_EXERCISE DETAILS_
Quote every entry word for word.

"""

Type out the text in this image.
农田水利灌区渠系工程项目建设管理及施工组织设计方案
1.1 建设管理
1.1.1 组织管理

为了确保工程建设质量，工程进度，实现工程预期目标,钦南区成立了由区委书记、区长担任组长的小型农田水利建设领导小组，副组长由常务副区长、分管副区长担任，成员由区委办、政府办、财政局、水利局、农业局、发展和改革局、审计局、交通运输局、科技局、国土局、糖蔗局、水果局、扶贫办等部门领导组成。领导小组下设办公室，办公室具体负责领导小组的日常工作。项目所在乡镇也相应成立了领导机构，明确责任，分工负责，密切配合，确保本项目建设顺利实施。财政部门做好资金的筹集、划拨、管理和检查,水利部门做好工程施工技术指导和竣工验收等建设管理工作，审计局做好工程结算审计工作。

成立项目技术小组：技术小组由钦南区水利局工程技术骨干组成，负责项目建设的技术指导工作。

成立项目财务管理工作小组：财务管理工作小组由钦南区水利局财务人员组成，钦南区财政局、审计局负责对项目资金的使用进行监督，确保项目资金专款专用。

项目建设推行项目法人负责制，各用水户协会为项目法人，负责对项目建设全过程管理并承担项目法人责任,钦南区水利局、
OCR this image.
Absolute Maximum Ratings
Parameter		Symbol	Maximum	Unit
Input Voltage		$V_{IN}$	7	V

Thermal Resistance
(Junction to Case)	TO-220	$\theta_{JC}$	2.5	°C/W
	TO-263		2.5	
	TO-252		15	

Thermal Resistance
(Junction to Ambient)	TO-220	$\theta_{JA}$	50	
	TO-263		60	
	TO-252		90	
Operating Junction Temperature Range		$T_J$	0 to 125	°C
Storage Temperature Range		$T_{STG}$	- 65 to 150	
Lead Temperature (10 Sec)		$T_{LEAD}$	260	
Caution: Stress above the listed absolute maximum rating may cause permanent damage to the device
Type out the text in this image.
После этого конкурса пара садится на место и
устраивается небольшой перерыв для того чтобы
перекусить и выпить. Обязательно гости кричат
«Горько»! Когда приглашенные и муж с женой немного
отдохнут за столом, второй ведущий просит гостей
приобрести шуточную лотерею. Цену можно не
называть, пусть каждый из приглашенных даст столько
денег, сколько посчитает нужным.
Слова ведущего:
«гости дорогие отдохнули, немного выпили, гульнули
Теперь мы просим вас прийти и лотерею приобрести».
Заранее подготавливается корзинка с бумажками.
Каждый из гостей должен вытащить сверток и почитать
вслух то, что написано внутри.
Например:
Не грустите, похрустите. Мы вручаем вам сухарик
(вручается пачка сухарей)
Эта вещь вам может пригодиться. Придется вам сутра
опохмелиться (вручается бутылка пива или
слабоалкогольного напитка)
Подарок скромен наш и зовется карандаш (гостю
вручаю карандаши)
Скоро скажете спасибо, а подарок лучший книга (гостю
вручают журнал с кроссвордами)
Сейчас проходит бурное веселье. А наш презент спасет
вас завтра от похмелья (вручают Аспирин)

"""

_THE ANSWER_
Type out the text in this image.
农田水利灌区渠系工程项目建设管理及施工组织设计方案
1.1 建设管理
1.1.1 组织管理

为了确保工程建设质量，工程进度，实现工程预期目标,钦南区成立了由区委书记、区长担任组长的小型农田水利建设领导小组，副组长由常务副区长、分管副区长担任，成员由区委办、政府办、财政局、水利局、农业局、发展和改革局、审计局、交通运输局、科技局、国土局、糖蔗局、水果局、扶贫办等部门领导组成。领导小组下设办公室，办公室具体负责领导小组的日常工作。项目所在乡镇也相应成立了领导机构，明确责任，分工负责，密切配合，确保本项目建设顺利实施。财政部门做好资金的筹集、划拨、管理和检查,水利部门做好工程施工技术指导和竣工验收等建设管理工作，审计局做好工程结算审计工作。

成立项目技术小组：技术小组由钦南区水利局工程技术骨干组成，负责项目建设的技术指导工作。

成立项目财务管理工作小组：财务管理工作小组由钦南区水利局财务人员组成，钦南区财政局、审计局负责对项目资金的使用进行监督，确保项目资金专款专用。

项目建设推行项目法人负责制，各用水户协会为项目法人，负责对项目建设全过程管理并承担项目法人责任,钦南区水利局、
OCR this image.
Absolute Maximum Ratings
Parameter		Symbol	Maximum	Unit
Input Voltage		$V_{IN}$	7	V

Thermal Resistance
(Junction to Case)	TO-220	$\theta_{JC}$	2.5	°C/W
	TO-263		2.5	
	TO-252		15	

Thermal Resistance
(Junction to Ambient)	TO-220	$\theta_{JA}$	50	
	TO-263		60	
	TO-252		90	
Operating Junction Temperature Range		$T_J$	0 to 125	°C
Storage Temperature Range		$T_{STG}$	- 65 to 150	
Lead Temperature (10 Sec)		$T_{LEAD}$	260	
Caution: Stress above the listed absolute maximum rating may cause permanent damage to the device
Type out the text in this image.
После этого конкурса пара садится на место и
устраивается небольшой перерыв для того чтобы
перекусить и выпить. Обязательно гости кричат
«Горько»! Когда приглашенные и муж с женой немного
отдохнут за столом, второй ведущий просит гостей
приобрести шуточную лотерею. Цену можно не
называть, пусть каждый из приглашенных даст столько
денег, сколько посчитает нужным.
Слова ведущего:
«гости дорогие отдохнули, немного выпили, гульнули
Теперь мы просим вас прийти и лотерею приобрести».
Заранее подготавливается корзинка с бумажками.
Каждый из гостей должен вытащить сверток и почитать
вслух то, что написано внутри.
Например:
Не грустите, похрустите. Мы вручаем вам сухарик
(вручается пачка сухарей)
Эта вещь вам может пригодиться. Придется вам сутра
опохмелиться (вручается бутылка пива или
слабоалкогольного напитка)
Подарок скромен наш и зовется карандаш (гостю
вручаю карандаши)
Скоро скажете спасибо, а подарок лучший книга (гостю
вручают журнал с кроссвордами)
Сейчас проходит бурное веселье. А наш презент спасет
вас завтра от похмелья (вручают Аспирин)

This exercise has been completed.